Figure contents as structured data:
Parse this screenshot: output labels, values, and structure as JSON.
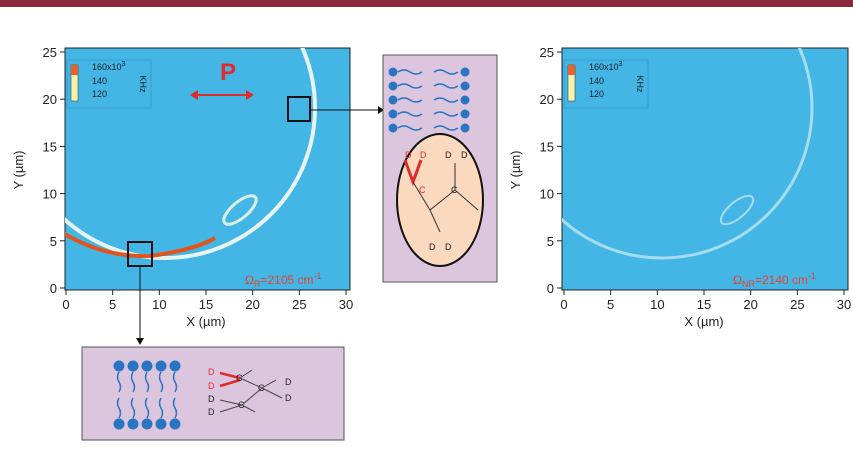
{
  "panels": [
    {
      "xlabel": "X (µm)",
      "ylabel": "Y (µm)",
      "xticks": [
        0,
        5,
        10,
        15,
        20,
        25,
        30
      ],
      "yticks": [
        0,
        5,
        10,
        15,
        20,
        25
      ],
      "colorbar": {
        "top": "160x10",
        "top_exp": "3",
        "mid": "140",
        "low": "120",
        "unit": "KHz"
      },
      "annotation": {
        "symbol": "Ω",
        "sub": "R",
        "text": "=2105 cm",
        "sup": "-1"
      },
      "polarization": "P"
    },
    {
      "xlabel": "X (µm)",
      "ylabel": "Y (µm)",
      "xticks": [
        0,
        5,
        10,
        15,
        20,
        25,
        30
      ],
      "yticks": [
        0,
        5,
        10,
        15,
        20,
        25
      ],
      "colorbar": {
        "top": "160x10",
        "top_exp": "3",
        "mid": "140",
        "low": "120",
        "unit": "KHz"
      },
      "annotation": {
        "symbol": "Ω",
        "sub": "NR",
        "text": "=2140 cm",
        "sup": "-1"
      }
    }
  ],
  "insets": {
    "right": {
      "atoms": [
        "D",
        "D",
        "D",
        "D",
        "C",
        "C",
        "D",
        "D"
      ]
    },
    "bottom": {
      "atoms": [
        "D",
        "D",
        "C",
        "C",
        "C",
        "D",
        "D",
        "D",
        "D"
      ]
    }
  }
}
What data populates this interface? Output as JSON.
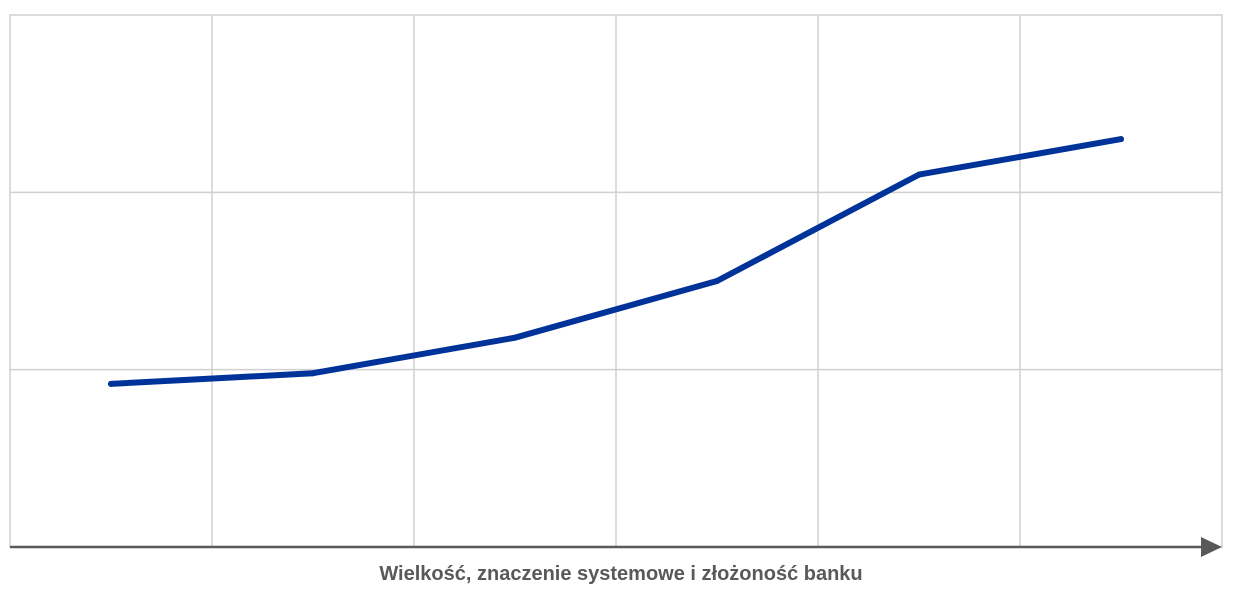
{
  "chart_data": {
    "type": "line",
    "title": "",
    "xlabel": "Wielkość, znaczenie systemowe i złożoność banku",
    "ylabel": "",
    "x_ticks": 6,
    "x_range": [
      0,
      6
    ],
    "ylim": [
      0,
      3
    ],
    "y_ticks": [
      0,
      1,
      2,
      3
    ],
    "grid": true,
    "legend": "none",
    "series": [
      {
        "x": [
          0.5,
          1.5,
          2.5,
          3.5,
          4.5,
          5.5
        ],
        "values": [
          0.92,
          0.98,
          1.18,
          1.5,
          2.1,
          2.3
        ]
      }
    ],
    "colors": {
      "series": "#003399",
      "axis": "#595959",
      "grid": "#d0d0d0"
    }
  }
}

* _What the task asks_
Only the lines from the one containing "What data populates" through the last line of the records above should be repeated, exactly and without pictures.

* _Exercise solution_
What data populates this interface? Output as JSON.
{
  "chart_data": {
    "type": "line",
    "title": "",
    "xlabel": "Wielkość, znaczenie systemowe i złożoność banku",
    "ylabel": "",
    "x_ticks": 6,
    "x_range": [
      0,
      6
    ],
    "ylim": [
      0,
      3
    ],
    "y_ticks": [
      0,
      1,
      2,
      3
    ],
    "grid": true,
    "legend": "none",
    "series": [
      {
        "x": [
          0.5,
          1.5,
          2.5,
          3.5,
          4.5,
          5.5
        ],
        "values": [
          0.92,
          0.98,
          1.18,
          1.5,
          2.1,
          2.3
        ]
      }
    ],
    "colors": {
      "series": "#003399",
      "axis": "#595959",
      "grid": "#d0d0d0"
    }
  }
}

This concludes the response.